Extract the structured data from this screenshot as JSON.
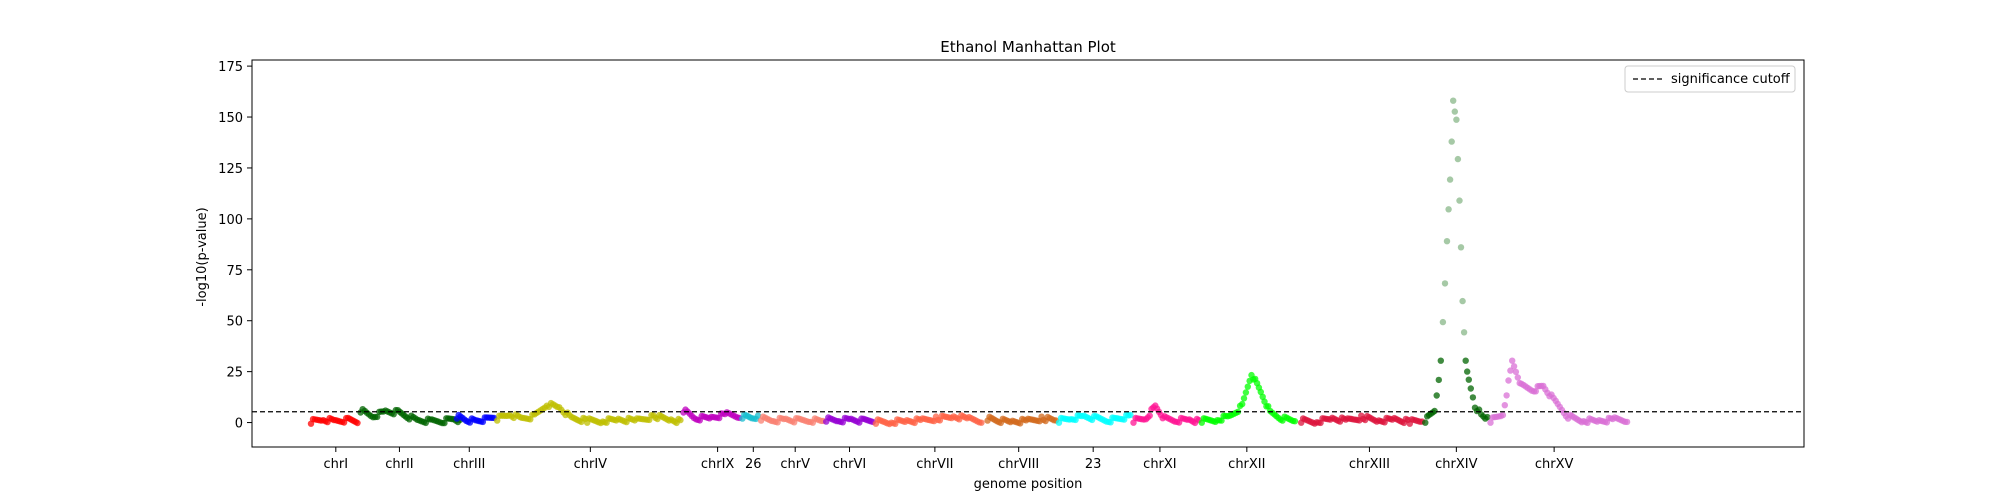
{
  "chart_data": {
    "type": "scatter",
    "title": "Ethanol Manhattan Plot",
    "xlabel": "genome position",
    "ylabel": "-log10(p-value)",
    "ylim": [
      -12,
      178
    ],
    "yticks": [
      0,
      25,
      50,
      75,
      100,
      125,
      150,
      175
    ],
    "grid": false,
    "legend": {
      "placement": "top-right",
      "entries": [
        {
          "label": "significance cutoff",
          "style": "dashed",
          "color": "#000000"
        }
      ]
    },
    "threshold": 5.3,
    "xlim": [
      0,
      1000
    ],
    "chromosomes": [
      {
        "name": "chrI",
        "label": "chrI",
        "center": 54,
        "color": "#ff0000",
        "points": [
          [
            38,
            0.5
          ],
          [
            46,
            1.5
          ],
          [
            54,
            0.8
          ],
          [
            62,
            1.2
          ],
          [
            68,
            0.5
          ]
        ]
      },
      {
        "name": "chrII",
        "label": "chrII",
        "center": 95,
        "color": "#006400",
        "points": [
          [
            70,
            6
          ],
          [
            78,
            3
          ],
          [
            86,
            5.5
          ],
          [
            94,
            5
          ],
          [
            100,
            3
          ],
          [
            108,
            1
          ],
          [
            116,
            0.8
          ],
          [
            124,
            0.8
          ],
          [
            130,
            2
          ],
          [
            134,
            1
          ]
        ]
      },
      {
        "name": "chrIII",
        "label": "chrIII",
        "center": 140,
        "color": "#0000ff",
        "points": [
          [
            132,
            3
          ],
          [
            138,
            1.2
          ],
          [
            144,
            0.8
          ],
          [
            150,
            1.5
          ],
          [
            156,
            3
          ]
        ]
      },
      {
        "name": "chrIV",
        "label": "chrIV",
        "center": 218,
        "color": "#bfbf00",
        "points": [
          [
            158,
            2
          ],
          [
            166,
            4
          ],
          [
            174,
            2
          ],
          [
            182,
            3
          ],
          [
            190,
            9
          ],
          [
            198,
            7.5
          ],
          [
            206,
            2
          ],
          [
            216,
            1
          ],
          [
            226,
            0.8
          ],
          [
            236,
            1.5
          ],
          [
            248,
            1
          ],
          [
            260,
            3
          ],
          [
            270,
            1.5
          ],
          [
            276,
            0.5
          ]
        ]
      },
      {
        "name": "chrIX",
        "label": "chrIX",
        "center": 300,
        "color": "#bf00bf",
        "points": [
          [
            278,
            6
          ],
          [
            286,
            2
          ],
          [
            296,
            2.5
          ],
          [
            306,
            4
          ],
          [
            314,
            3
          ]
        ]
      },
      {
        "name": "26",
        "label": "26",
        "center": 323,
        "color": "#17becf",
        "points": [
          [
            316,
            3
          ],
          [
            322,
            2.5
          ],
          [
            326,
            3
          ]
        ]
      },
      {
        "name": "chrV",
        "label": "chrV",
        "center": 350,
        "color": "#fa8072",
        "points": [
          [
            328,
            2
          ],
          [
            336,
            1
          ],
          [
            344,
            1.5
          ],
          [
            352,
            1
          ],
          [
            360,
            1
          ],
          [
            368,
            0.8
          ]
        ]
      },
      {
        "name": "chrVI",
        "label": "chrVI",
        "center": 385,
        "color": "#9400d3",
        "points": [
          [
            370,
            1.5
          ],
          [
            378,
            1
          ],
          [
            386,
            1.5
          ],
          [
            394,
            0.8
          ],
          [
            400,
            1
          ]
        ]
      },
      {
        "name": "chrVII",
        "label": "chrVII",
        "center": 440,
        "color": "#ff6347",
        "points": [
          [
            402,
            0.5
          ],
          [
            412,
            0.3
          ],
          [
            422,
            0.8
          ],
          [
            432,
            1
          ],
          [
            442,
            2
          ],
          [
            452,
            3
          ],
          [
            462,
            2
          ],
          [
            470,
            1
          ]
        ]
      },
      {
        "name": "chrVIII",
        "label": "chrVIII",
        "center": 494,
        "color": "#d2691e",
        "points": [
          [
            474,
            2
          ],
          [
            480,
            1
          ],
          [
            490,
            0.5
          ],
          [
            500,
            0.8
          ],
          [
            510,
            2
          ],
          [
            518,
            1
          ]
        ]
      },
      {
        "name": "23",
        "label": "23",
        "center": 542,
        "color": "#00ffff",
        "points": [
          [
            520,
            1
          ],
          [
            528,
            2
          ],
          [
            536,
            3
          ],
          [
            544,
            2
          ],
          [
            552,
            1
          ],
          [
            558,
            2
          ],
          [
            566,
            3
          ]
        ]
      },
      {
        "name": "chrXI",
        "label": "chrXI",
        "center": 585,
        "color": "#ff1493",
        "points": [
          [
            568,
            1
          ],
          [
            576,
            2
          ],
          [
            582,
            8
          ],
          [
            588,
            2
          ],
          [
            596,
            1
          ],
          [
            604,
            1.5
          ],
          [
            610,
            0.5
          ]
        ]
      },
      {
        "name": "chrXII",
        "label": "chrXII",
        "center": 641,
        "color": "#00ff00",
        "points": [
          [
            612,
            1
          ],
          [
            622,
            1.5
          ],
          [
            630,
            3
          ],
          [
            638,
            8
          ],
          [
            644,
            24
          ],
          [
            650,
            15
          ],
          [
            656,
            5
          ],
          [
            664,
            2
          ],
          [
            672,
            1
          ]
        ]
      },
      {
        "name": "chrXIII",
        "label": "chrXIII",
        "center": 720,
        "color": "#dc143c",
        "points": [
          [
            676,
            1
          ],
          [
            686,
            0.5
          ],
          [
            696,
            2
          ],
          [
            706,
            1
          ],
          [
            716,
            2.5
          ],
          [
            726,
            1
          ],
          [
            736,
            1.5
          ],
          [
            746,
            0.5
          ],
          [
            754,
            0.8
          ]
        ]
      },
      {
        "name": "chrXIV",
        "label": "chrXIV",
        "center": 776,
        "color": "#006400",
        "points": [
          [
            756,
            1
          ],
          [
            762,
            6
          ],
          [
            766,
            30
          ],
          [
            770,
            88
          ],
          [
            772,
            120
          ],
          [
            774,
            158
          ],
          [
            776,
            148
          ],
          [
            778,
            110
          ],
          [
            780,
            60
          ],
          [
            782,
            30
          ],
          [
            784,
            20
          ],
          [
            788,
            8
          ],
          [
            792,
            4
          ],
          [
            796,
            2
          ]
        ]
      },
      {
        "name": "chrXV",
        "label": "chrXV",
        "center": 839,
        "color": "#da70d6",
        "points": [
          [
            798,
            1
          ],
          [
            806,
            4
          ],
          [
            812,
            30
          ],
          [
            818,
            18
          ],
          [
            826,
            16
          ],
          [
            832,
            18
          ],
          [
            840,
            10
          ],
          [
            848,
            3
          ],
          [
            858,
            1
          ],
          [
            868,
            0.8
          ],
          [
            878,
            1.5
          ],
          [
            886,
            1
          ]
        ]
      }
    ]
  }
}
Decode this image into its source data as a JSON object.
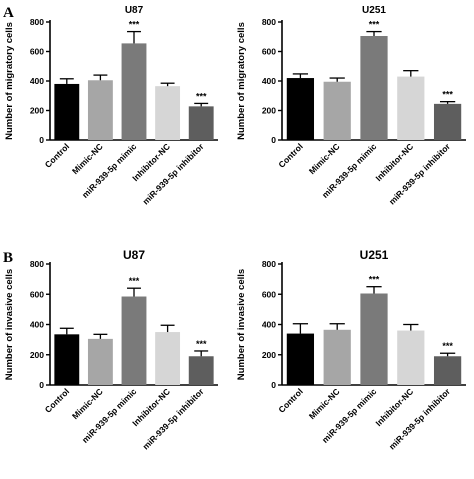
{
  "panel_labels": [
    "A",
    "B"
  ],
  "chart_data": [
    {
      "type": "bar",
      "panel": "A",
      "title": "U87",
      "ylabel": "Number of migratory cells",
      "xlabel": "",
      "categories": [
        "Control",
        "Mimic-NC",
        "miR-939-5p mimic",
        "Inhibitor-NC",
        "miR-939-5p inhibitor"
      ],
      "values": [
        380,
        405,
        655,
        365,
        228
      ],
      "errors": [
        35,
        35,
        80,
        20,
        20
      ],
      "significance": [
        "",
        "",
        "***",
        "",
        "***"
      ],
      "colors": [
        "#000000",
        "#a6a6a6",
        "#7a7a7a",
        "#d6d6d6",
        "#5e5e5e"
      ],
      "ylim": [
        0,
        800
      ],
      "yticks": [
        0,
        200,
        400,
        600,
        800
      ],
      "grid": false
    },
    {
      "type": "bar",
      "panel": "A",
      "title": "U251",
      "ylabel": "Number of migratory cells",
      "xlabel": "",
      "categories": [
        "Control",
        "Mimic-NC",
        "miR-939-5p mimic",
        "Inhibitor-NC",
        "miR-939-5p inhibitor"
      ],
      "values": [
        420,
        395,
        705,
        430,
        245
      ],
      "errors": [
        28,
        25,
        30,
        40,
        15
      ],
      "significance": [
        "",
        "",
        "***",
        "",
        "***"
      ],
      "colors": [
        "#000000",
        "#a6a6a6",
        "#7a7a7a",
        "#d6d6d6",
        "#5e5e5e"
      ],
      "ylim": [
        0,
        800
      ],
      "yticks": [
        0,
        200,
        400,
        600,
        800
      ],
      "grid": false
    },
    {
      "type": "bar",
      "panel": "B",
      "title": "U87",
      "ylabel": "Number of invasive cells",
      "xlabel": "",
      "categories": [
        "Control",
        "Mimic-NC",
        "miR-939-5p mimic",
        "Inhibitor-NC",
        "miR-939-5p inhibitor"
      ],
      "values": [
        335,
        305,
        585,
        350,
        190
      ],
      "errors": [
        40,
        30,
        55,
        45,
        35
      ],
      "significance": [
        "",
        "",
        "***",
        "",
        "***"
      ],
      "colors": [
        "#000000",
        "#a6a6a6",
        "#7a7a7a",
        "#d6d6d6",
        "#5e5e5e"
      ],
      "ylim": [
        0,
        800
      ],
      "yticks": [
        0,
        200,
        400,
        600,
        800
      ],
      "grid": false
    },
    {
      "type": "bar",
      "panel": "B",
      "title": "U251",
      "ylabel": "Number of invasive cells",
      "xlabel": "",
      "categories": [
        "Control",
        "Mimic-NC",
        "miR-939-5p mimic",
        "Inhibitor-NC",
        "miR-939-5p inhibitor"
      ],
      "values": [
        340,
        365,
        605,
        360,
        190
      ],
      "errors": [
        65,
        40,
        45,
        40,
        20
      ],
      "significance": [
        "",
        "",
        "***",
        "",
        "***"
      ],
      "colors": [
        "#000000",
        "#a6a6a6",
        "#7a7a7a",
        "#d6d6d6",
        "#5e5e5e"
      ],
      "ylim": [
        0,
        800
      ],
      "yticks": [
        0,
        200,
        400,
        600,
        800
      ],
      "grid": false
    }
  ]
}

(Task item):
Report each line above containing the string "this".

(Output):
Extract the structured data from this screenshot as JSON.
Decode this image into its source data as a JSON object.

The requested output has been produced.